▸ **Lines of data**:

'''

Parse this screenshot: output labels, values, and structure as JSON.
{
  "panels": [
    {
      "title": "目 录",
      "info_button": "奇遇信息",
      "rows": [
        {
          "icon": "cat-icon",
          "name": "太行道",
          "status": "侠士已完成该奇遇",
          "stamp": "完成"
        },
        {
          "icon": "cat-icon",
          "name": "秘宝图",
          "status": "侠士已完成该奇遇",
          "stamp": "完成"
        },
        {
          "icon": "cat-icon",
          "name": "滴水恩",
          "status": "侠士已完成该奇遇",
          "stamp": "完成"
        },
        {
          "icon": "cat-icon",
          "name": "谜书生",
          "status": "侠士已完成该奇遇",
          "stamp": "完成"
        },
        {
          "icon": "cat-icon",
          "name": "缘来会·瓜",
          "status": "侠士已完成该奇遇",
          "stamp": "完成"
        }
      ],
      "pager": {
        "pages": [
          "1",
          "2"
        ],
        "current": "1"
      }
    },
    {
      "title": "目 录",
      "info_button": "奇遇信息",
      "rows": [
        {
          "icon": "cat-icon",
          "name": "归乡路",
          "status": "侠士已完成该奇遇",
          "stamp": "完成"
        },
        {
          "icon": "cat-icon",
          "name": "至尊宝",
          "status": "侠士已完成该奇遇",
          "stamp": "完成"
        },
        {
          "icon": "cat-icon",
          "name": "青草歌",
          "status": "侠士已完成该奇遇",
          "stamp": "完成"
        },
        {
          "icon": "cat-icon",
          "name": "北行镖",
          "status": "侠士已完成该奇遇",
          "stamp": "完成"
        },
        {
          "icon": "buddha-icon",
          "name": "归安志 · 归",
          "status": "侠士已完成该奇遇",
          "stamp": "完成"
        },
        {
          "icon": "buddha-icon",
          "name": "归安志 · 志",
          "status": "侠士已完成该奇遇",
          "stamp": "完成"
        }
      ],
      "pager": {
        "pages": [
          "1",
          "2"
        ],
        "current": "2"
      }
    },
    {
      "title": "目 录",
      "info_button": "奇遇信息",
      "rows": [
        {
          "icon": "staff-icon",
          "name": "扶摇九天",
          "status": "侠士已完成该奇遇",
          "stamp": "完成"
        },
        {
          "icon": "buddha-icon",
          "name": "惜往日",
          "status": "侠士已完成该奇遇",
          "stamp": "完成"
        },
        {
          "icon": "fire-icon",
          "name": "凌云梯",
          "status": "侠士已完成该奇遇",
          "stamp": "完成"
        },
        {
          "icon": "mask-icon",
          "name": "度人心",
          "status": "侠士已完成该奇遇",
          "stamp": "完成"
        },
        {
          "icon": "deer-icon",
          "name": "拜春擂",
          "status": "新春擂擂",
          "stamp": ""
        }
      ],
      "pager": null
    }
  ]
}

'''

The records above must be repeated exactly, every one of them.

▸ **Reply**:
Parse this screenshot: output labels, values, and structure as JSON.
{
  "panels": [
    {
      "title": "目 录",
      "info_button": "奇遇信息",
      "rows": [
        {
          "icon": "cat-icon",
          "name": "太行道",
          "status": "侠士已完成该奇遇",
          "stamp": "完成"
        },
        {
          "icon": "cat-icon",
          "name": "秘宝图",
          "status": "侠士已完成该奇遇",
          "stamp": "完成"
        },
        {
          "icon": "cat-icon",
          "name": "滴水恩",
          "status": "侠士已完成该奇遇",
          "stamp": "完成"
        },
        {
          "icon": "cat-icon",
          "name": "谜书生",
          "status": "侠士已完成该奇遇",
          "stamp": "完成"
        },
        {
          "icon": "cat-icon",
          "name": "缘来会·瓜",
          "status": "侠士已完成该奇遇",
          "stamp": "完成"
        }
      ],
      "pager": {
        "pages": [
          "1",
          "2"
        ],
        "current": "1"
      }
    },
    {
      "title": "目 录",
      "info_button": "奇遇信息",
      "rows": [
        {
          "icon": "cat-icon",
          "name": "归乡路",
          "status": "侠士已完成该奇遇",
          "stamp": "完成"
        },
        {
          "icon": "cat-icon",
          "name": "至尊宝",
          "status": "侠士已完成该奇遇",
          "stamp": "完成"
        },
        {
          "icon": "cat-icon",
          "name": "青草歌",
          "status": "侠士已完成该奇遇",
          "stamp": "完成"
        },
        {
          "icon": "cat-icon",
          "name": "北行镖",
          "status": "侠士已完成该奇遇",
          "stamp": "完成"
        },
        {
          "icon": "buddha-icon",
          "name": "归安志 · 归",
          "status": "侠士已完成该奇遇",
          "stamp": "完成"
        },
        {
          "icon": "buddha-icon",
          "name": "归安志 · 志",
          "status": "侠士已完成该奇遇",
          "stamp": "完成"
        }
      ],
      "pager": {
        "pages": [
          "1",
          "2"
        ],
        "current": "2"
      }
    },
    {
      "title": "目 录",
      "info_button": "奇遇信息",
      "rows": [
        {
          "icon": "staff-icon",
          "name": "扶摇九天",
          "status": "侠士已完成该奇遇",
          "stamp": "完成"
        },
        {
          "icon": "buddha-icon",
          "name": "惜往日",
          "status": "侠士已完成该奇遇",
          "stamp": "完成"
        },
        {
          "icon": "fire-icon",
          "name": "凌云梯",
          "status": "侠士已完成该奇遇",
          "stamp": "完成"
        },
        {
          "icon": "mask-icon",
          "name": "度人心",
          "status": "侠士已完成该奇遇",
          "stamp": "完成"
        },
        {
          "icon": "deer-icon",
          "name": "拜春擂",
          "status": "新春擂擂",
          "stamp": ""
        }
      ],
      "pager": null
    }
  ]
}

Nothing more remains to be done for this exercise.